Begin Extracted information

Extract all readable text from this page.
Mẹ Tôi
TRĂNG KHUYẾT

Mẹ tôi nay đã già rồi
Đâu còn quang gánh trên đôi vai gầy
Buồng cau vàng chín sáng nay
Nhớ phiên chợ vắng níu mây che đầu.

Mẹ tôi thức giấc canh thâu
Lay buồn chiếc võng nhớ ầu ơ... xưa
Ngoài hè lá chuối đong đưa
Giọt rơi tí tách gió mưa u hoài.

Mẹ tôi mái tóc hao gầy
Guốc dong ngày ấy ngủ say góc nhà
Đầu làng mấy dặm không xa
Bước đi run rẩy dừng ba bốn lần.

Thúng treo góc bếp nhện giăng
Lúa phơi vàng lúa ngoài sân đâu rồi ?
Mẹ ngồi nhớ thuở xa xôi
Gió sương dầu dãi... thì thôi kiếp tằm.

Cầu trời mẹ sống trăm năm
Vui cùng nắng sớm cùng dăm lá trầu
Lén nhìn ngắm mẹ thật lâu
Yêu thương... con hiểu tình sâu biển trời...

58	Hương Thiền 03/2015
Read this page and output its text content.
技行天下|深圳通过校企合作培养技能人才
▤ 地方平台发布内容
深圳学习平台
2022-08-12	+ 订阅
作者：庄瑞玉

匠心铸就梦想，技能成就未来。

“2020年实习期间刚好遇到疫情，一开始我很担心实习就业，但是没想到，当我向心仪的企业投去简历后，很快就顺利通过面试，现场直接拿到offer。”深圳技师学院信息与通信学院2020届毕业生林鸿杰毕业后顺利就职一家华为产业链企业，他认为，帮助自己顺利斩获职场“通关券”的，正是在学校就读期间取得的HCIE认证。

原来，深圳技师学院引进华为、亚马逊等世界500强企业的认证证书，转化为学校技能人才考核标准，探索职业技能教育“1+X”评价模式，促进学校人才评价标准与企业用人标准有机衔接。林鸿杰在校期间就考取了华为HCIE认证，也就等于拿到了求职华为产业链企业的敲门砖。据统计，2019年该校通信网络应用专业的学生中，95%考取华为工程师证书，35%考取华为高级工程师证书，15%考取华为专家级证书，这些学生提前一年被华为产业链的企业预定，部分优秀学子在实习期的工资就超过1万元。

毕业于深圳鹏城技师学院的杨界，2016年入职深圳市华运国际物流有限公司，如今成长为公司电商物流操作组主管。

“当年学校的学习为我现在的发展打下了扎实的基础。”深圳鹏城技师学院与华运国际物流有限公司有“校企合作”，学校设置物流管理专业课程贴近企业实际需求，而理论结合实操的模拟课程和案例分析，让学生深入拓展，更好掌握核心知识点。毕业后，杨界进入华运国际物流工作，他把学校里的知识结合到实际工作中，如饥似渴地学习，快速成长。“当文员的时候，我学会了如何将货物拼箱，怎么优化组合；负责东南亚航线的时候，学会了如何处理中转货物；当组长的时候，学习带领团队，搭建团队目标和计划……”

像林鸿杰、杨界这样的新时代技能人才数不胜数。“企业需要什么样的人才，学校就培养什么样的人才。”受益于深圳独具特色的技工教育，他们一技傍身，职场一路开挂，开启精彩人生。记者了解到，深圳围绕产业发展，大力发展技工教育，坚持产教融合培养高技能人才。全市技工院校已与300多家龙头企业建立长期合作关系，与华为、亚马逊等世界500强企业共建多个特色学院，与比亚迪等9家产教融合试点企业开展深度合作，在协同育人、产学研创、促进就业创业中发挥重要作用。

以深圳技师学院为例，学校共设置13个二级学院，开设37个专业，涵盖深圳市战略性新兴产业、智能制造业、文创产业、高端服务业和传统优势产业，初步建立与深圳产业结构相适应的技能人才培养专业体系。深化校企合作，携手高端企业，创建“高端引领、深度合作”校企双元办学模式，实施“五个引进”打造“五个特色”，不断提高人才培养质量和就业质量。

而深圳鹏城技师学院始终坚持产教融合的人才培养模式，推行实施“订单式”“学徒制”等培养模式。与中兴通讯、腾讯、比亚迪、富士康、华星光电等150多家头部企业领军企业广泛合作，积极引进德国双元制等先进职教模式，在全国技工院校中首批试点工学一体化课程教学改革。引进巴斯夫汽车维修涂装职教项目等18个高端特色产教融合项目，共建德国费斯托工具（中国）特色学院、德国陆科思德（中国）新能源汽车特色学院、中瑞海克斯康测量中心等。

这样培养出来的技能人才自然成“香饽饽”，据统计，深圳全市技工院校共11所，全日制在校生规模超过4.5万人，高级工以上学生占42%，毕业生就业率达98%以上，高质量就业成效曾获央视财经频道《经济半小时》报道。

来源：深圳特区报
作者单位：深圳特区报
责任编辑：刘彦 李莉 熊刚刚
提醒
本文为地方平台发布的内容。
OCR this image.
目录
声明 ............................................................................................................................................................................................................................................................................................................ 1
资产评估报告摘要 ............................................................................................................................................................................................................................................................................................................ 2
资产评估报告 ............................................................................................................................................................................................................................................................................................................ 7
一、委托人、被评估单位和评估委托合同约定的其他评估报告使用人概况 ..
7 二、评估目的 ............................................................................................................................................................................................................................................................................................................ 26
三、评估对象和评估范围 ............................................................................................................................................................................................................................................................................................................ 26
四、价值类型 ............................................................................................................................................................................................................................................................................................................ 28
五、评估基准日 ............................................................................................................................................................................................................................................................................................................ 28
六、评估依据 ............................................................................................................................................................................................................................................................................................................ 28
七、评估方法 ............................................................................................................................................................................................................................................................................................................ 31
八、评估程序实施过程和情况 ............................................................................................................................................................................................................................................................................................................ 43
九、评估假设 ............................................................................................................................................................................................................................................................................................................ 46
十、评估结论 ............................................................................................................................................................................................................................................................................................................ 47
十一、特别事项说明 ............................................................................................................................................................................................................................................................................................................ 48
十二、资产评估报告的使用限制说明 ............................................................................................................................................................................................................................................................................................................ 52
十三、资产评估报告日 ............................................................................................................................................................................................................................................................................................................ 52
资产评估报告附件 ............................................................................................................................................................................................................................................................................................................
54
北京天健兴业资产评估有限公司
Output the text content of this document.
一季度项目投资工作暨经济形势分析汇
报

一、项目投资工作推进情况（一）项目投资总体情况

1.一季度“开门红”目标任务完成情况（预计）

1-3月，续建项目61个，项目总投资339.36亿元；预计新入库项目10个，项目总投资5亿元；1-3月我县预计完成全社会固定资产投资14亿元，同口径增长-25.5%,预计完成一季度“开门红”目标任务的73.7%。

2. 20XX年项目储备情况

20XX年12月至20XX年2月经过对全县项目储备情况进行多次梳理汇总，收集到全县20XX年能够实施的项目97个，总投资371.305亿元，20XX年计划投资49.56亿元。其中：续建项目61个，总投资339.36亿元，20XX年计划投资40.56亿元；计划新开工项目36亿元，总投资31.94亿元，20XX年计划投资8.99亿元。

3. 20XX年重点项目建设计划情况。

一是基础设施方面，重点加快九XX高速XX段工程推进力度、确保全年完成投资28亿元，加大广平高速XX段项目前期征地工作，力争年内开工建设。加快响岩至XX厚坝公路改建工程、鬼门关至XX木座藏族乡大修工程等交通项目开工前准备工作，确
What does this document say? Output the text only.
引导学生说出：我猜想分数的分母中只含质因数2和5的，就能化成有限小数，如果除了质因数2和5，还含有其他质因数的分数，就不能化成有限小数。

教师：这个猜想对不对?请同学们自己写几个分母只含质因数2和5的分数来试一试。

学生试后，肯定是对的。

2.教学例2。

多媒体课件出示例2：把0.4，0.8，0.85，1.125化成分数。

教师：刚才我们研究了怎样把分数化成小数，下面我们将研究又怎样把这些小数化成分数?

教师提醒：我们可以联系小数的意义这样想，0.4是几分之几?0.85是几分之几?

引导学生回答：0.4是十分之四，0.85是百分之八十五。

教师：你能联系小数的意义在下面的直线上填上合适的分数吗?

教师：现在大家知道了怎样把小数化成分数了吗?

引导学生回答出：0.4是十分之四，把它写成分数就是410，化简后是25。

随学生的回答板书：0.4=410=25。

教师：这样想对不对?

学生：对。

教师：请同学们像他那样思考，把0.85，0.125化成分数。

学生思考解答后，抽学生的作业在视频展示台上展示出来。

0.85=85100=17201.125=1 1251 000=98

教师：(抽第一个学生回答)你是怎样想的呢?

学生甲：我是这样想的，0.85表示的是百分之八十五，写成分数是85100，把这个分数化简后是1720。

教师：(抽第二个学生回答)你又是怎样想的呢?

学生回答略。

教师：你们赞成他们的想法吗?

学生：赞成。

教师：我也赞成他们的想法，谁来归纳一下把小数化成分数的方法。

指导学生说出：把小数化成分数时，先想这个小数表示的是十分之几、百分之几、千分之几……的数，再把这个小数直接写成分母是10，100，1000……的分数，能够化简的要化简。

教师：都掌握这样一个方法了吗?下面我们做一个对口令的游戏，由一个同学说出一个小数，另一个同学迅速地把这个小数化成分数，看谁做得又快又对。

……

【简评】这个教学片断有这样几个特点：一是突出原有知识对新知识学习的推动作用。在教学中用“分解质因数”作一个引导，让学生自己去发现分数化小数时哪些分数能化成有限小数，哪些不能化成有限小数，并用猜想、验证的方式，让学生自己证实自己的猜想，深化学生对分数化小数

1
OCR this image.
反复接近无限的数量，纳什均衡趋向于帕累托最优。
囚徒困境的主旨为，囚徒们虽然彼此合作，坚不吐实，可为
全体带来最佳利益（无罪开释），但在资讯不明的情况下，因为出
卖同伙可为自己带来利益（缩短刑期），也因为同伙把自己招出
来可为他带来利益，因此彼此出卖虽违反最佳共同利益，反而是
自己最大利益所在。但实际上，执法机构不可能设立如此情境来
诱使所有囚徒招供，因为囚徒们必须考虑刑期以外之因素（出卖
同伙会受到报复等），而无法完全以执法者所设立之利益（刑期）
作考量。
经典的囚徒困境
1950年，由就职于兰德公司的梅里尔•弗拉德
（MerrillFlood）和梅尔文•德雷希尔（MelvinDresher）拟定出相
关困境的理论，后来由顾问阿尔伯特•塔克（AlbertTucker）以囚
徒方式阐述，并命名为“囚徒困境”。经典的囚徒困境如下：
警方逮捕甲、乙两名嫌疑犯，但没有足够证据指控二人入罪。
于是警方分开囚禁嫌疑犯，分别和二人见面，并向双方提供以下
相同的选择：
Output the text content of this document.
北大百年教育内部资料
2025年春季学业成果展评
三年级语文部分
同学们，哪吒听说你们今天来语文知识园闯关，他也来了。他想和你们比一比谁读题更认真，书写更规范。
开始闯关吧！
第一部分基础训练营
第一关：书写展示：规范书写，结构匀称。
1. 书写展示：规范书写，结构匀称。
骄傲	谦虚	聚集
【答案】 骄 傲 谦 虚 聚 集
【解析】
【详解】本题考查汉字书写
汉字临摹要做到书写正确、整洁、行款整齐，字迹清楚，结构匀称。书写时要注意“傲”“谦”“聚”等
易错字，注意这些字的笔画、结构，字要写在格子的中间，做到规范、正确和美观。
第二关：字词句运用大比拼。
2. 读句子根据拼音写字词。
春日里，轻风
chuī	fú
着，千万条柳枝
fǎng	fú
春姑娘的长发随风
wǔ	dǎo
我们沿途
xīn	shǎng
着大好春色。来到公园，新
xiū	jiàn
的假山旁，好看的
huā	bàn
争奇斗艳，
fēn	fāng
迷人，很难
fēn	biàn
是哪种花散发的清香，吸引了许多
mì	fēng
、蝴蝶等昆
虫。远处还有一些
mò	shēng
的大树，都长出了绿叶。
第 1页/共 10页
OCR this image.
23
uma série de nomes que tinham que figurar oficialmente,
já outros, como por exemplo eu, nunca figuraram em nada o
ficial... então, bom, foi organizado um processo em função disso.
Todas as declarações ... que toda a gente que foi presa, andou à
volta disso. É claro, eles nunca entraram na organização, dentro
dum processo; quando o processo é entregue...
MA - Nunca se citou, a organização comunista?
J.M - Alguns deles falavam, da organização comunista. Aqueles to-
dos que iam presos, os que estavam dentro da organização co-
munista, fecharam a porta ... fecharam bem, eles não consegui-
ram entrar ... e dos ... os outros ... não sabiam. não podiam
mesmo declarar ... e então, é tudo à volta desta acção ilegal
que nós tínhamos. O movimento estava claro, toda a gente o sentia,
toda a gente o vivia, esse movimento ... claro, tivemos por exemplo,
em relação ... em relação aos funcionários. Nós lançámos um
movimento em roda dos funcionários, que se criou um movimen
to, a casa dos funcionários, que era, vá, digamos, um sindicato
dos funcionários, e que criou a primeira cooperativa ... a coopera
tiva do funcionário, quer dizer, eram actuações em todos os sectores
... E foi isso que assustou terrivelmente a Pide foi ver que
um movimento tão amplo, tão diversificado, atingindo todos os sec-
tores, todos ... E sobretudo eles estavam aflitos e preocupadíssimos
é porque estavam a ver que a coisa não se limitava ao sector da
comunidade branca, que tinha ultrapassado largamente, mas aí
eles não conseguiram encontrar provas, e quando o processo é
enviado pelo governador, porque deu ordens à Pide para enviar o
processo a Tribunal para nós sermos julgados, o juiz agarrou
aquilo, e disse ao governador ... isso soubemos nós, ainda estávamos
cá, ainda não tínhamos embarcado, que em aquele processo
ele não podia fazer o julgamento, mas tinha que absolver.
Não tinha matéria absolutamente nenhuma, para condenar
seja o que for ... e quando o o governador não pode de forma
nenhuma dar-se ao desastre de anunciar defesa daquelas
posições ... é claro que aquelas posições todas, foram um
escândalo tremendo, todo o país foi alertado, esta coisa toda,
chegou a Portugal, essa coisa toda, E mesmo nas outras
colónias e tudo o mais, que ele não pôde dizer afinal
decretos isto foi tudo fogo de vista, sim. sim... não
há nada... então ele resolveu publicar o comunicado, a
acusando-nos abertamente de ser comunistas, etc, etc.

End Extracted information

From the data above, copy each line that has the string "organização".

**Answer to the task:**
volta disso. É claro, eles nunca entraram na organização, dentro
MA - Nunca se citou, a organização comunista?
J.M - Alguns deles falavam, da organização comunista. Aqueles to-
dos que iam presos, os que estavam dentro da organização co-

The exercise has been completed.